● YOUR TASK: Copy out all the lines exactly. Omit pictures.
------------------------
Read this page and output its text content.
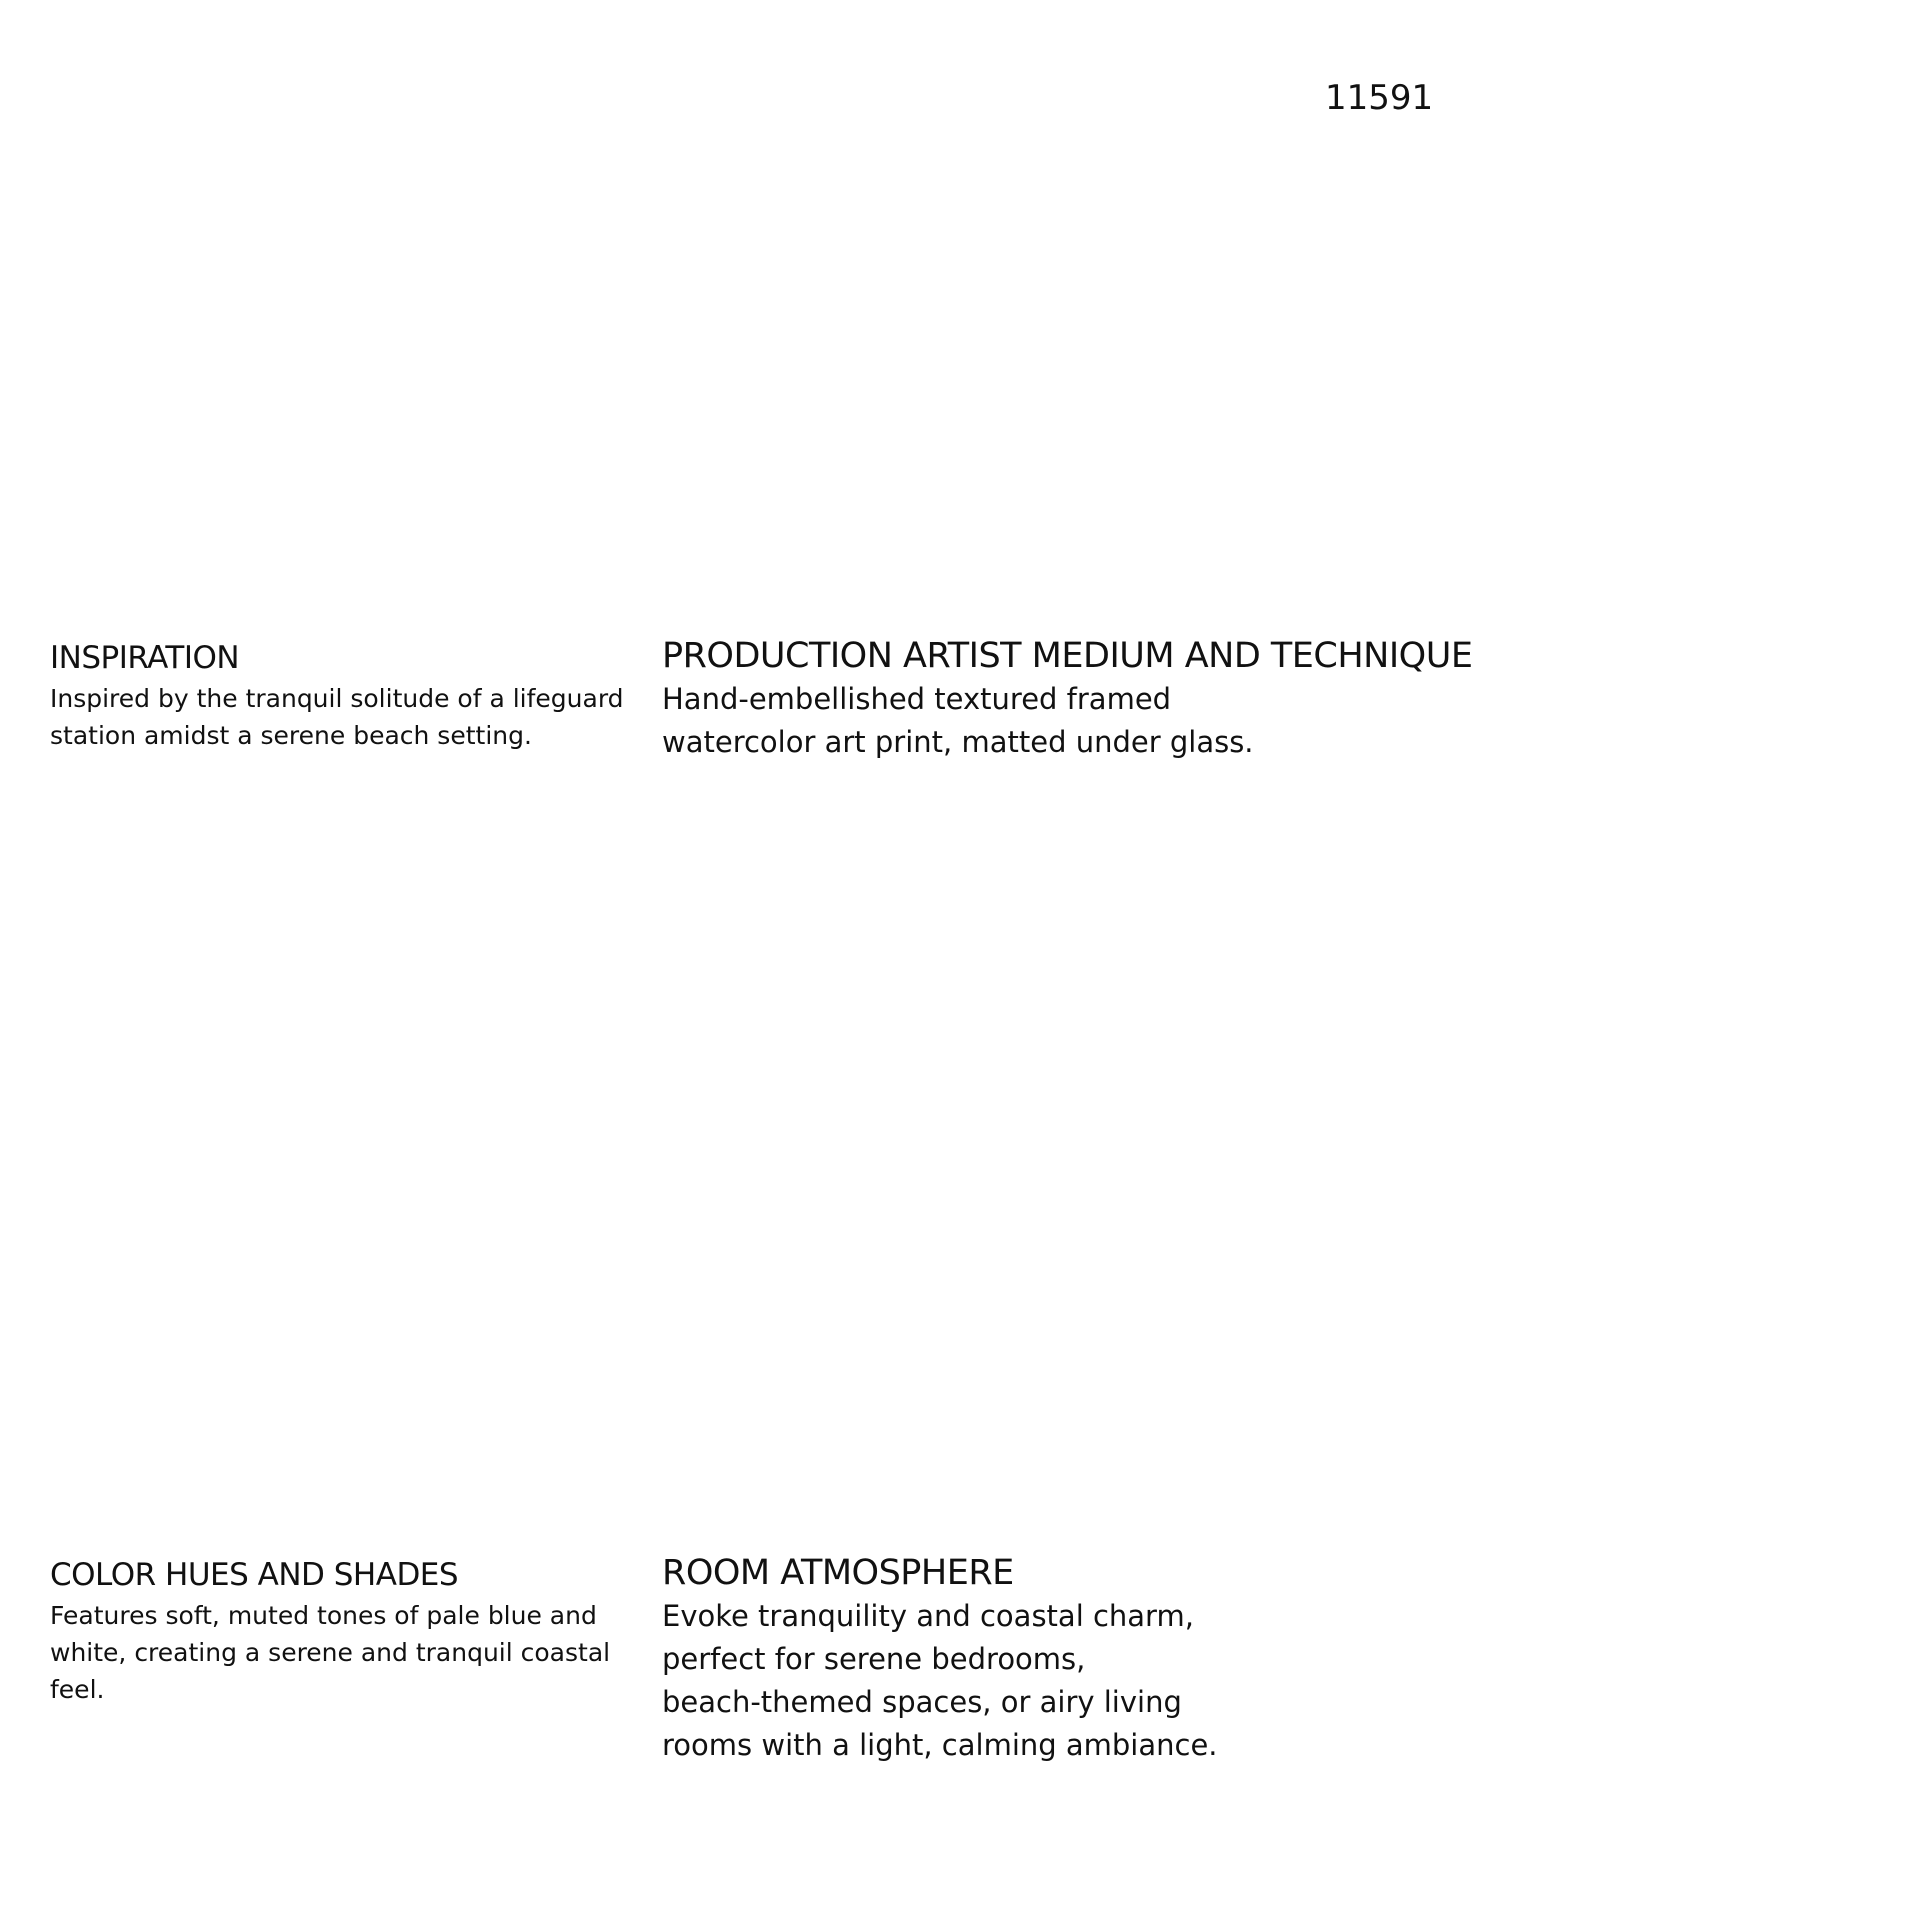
11591
INSPIRATION

Inspired by the tranquil solitude of a lifeguard
station amidst a serene beach setting.

PRODUCTION ARTIST MEDIUM AND TECHNIQUE

Hand-embellished textured framed
watercolor art print, matted under glass.

COLOR HUES AND SHADES

Features soft, muted tones of pale blue and
white, creating a serene and tranquil coastal
feel.

ROOM ATMOSPHERE

Evoke tranquility and coastal charm,
perfect for serene bedrooms,
beach-themed spaces, or airy living
rooms with a light, calming ambiance.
------------------------
● COMPLETED EXERCISE:
Read this page and output its text content.
11591
INSPIRATION

Inspired by the tranquil solitude of a lifeguard
station amidst a serene beach setting.

PRODUCTION ARTIST MEDIUM AND TECHNIQUE

Hand-embellished textured framed
watercolor art print, matted under glass.

COLOR HUES AND SHADES

Features soft, muted tones of pale blue and
white, creating a serene and tranquil coastal
feel.

ROOM ATMOSPHERE

Evoke tranquility and coastal charm,
perfect for serene bedrooms,
beach-themed spaces, or airy living
rooms with a light, calming ambiance.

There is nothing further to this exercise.